Study text:
··········

A total score of 0/9 is so low risk that even aspirin is not indicated, a score of 1 indicates aspirin would be beneficial, and a score of 2 and above indicates oral anticoagulation should be used.


Older people should be considered for warfarin, though contraindications include recurrent falls and dementia. In the BAFTA (Birmingham Atrial Fibrillation Treatment of the Aged) study (mean age 81.5 years) warfarin was much more effective than aspirin and actually had a trend towards causing fewer haemorrhages. A risk score for bleeding had been devised (HAS-BLED). See atrial fibrillation (AF) in Chapter 9.


Because of the complexity of dosing with warfarin (vitamin K antagonist) and the need for regular blood tests (INRs) huge effort has been put into developing easier to use anticoagulants. Dabigatran [a direct thrombin (IIa) inhibitor] is the newly licensed front runner and factor Xa inhibitors (e.g. rivaroxaban and apixaban) are near to market and may offer more consistent anticoagulation and decreased risk of ICH, albeit at a high cost.


Presentation


Typically, the onset is abrupt. Occasionally a hemiparesis develops over 12 or more hours. If symptoms progress over days/weeks, suspect an alternative diagnosis such as tumour or subdural haematoma. Other common stroke mimics include hypoglycaemia, partial seizures, Todd’s paresis after a partial seizure, hemiplegic migraine and metabolic disturbances.


Reduced conscious level at presentation usually indicates non-stroke pathology but a stroke may present with coma, in which case neurological examination requiring cooperation is impossible. Stroke presents with coma in three situations:



1. Brain stem infarct.

··········

Given records:

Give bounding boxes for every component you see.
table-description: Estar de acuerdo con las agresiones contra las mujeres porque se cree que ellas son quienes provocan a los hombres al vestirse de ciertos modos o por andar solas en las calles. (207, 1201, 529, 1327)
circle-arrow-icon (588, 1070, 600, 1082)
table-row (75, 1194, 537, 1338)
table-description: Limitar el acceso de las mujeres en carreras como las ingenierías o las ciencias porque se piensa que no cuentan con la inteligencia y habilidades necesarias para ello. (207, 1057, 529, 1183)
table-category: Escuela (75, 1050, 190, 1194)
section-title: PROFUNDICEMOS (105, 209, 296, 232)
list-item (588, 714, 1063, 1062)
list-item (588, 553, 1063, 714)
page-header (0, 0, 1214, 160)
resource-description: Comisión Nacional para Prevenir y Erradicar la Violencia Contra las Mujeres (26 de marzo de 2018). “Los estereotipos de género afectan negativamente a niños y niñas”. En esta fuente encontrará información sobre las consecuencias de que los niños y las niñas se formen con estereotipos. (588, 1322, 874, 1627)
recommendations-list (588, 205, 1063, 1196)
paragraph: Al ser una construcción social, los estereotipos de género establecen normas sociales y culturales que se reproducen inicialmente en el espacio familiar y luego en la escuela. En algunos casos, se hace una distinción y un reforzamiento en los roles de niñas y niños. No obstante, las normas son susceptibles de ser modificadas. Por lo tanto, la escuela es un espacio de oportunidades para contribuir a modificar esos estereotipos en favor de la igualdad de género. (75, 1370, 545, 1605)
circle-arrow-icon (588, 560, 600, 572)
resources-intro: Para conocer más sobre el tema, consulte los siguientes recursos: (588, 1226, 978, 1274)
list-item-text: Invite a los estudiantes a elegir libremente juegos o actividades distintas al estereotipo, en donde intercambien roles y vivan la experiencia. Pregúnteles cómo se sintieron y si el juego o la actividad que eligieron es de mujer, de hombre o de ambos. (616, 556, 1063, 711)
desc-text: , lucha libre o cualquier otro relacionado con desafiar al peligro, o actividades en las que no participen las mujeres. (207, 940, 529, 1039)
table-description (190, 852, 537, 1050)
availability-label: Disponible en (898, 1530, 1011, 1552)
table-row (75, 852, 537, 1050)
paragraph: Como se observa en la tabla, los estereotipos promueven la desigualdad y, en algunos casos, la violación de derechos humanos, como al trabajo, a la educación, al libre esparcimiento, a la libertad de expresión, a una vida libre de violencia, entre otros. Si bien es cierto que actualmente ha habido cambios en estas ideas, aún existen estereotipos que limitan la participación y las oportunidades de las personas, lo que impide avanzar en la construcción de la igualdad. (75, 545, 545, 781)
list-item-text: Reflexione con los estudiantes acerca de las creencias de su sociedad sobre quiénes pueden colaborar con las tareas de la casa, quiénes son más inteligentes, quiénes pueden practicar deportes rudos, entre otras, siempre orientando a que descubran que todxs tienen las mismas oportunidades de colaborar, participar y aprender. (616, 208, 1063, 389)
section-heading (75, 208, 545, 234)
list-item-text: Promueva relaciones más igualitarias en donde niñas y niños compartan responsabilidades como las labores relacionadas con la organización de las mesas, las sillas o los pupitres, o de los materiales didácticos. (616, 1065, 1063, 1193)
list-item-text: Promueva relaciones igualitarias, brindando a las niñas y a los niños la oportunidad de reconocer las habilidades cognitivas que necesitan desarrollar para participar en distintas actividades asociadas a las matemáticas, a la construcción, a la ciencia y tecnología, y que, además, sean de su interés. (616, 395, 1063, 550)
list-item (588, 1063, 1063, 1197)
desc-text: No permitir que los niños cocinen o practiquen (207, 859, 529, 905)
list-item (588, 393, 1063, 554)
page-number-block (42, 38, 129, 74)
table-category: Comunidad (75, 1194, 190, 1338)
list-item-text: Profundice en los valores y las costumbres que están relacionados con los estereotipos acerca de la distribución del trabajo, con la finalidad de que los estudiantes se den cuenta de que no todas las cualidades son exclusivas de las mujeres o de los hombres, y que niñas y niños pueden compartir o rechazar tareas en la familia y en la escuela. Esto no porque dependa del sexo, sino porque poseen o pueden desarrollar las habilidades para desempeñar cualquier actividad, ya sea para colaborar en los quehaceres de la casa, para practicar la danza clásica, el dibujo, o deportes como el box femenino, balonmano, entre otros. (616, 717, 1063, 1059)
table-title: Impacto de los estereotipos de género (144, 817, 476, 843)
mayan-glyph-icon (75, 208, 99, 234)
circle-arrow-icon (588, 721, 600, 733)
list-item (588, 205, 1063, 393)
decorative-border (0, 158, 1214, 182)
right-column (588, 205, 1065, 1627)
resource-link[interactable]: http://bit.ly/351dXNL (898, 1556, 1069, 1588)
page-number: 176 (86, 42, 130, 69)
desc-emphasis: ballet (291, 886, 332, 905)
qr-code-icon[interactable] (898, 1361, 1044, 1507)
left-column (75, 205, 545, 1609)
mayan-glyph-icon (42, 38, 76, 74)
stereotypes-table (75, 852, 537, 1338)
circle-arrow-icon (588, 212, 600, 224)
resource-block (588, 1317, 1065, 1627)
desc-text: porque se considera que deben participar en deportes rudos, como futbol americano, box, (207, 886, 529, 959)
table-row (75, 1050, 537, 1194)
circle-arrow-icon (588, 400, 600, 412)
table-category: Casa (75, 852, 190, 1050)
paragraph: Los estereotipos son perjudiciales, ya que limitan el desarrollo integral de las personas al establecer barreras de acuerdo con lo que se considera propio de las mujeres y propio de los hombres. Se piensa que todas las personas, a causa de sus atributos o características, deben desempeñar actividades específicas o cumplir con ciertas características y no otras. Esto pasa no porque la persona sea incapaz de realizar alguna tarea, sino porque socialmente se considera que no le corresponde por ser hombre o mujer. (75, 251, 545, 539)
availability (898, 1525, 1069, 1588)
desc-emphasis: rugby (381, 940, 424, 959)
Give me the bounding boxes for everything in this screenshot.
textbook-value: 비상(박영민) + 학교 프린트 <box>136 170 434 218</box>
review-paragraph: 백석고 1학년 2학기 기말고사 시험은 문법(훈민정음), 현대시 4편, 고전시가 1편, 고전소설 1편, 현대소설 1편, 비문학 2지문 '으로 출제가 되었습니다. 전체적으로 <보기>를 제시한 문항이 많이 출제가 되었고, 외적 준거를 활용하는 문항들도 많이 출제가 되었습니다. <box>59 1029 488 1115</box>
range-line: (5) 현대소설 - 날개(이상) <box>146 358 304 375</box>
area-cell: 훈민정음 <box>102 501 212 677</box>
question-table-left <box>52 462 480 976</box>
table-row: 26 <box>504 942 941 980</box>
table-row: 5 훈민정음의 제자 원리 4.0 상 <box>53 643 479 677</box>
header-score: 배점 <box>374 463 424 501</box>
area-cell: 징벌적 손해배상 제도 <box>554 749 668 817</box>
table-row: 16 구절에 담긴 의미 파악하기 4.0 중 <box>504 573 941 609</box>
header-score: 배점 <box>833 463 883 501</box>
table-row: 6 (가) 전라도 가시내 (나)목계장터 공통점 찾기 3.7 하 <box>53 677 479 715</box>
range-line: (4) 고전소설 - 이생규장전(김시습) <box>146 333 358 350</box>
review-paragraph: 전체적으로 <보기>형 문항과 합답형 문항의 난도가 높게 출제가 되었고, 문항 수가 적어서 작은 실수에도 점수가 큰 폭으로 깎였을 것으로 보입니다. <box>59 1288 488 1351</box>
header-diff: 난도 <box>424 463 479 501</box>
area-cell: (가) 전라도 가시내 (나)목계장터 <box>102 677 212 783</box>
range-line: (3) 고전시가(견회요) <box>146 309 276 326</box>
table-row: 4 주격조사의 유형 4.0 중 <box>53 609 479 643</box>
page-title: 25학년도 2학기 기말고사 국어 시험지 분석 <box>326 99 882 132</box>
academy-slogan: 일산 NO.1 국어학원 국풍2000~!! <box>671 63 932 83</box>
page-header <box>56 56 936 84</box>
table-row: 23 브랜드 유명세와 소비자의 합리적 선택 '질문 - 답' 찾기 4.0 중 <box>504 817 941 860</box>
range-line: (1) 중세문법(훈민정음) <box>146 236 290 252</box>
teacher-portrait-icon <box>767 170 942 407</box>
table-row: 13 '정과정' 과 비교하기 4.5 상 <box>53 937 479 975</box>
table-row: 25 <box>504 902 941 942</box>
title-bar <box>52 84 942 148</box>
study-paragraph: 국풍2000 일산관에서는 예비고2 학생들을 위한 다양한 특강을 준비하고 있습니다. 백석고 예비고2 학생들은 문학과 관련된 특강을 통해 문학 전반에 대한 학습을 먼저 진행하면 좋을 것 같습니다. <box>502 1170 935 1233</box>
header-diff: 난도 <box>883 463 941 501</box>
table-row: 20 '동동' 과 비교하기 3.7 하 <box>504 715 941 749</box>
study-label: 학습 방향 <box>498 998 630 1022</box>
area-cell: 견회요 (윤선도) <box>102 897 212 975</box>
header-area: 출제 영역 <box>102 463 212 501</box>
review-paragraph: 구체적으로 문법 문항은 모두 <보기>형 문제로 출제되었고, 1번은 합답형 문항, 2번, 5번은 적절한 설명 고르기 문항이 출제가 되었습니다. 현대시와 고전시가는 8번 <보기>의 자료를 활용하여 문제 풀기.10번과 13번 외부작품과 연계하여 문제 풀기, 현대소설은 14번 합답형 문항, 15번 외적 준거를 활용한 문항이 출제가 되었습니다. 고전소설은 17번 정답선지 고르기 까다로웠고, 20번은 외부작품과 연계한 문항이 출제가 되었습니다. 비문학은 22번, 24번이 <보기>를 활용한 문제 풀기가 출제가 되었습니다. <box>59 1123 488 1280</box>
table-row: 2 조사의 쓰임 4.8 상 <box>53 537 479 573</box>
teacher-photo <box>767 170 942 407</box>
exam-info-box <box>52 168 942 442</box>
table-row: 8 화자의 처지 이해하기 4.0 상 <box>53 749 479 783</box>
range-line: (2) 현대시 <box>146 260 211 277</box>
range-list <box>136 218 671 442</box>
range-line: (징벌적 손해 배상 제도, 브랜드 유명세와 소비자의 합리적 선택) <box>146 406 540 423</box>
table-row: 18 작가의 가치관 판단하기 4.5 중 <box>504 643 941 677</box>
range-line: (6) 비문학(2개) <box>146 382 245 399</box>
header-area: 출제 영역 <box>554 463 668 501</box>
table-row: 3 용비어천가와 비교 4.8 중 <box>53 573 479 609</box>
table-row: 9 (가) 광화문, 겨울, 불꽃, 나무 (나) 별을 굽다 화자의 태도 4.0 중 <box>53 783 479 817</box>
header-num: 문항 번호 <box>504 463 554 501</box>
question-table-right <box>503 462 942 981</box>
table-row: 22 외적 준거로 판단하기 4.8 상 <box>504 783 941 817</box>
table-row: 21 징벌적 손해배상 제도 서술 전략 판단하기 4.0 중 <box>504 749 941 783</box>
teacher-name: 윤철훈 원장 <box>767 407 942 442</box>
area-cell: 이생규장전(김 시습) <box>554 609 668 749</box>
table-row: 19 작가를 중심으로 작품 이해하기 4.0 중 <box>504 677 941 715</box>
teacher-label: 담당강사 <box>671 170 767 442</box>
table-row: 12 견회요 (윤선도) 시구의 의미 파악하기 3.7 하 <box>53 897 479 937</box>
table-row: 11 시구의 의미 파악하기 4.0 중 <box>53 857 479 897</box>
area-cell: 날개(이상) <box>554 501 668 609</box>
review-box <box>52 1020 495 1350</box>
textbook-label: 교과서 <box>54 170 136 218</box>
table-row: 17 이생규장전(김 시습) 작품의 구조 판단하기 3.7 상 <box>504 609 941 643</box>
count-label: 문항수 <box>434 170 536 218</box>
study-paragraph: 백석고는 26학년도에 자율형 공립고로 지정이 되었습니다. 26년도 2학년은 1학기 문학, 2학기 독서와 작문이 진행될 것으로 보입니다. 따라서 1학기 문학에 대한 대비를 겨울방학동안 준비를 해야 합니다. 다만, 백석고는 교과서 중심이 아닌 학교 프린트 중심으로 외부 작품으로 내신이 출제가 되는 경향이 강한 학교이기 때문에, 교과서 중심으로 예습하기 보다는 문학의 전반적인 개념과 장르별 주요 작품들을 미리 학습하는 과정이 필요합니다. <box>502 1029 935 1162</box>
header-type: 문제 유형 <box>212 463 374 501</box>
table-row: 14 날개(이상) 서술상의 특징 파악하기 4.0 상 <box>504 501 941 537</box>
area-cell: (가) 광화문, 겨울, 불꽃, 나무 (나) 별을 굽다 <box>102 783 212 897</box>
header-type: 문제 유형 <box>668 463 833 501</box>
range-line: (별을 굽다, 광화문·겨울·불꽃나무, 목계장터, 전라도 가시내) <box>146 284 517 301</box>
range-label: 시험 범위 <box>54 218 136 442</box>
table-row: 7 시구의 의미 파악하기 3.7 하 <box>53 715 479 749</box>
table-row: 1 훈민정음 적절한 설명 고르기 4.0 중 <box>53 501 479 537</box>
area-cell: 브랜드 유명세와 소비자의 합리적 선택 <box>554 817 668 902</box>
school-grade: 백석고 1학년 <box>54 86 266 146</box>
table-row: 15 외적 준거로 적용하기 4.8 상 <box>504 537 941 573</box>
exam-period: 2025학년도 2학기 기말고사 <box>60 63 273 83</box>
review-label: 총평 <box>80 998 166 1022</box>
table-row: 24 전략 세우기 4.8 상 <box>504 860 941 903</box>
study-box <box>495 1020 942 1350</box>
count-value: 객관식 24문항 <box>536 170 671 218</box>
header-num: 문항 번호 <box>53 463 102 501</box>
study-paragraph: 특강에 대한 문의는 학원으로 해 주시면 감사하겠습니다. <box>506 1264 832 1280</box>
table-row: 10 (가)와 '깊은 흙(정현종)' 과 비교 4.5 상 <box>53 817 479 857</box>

··········

Requirement 1: Name every condition the stroke text gives as one of the other common stroke mimics.
Requirement 2: According to the stroke text, what was the mean age of the people in the BAFTA study?
Requirement 3: Carry on writing the stroke text from the point where it stops.
The listing has nothing to do with the stroke text.

Answer section 1: Hypoglycaemia, partial seizures, Todd’s paresis after a partial seizure, hemiplegic migraine, and metabolic disturbances.

Answer section 2: 81.5 years.

Answer section 3:
2. Large cortical infarct with brain stem compression.

3. Seizure after stroke.

In a brain stem stroke, signs are often bilateral and the pupils may be small. In a major cortical stroke, the cheek on the paralysed side may flap in and out with respiration and the limbs on that side are likely to have completely lost all tone. Reflexes may be unhelpful at this stage. An almost pathognomonic sign is conjugate deviation of gaze towards the side of the lesion, due to the unopposed effect of the contralateral frontal eye field (remember, the patient ‘looks away’ from a tumour but ‘towards’ a stroke). Loss of consciousness points towards a severe stroke, but there are no reliable clinical predictors to distinguish haemorrhage from infarct.


The conscious or slightly drowsy patient usually presents little diagnostic difficulty. The peak time of onset for stroke is in the early hours of the morning and the patient will describe waking up and trying to get out of bed, only to find themselves unable to walk. An eyewitness may relate that the patient dropped their cup and developed facial asymmetry and difficulty with speech and then became unable to stand or perhaps even sit properly. Examination will then usually reveal characteristic deficits: in the early stages, the paralysed limbs are more often flaccid than spastic and in some cases they stay that way. Establish the exact time of onset (unfortunately impossible if the patient woke from sleep, around 25% cases). If it is less than 4.5 h, act fast as thrombolysis may be possible (see subsequent text).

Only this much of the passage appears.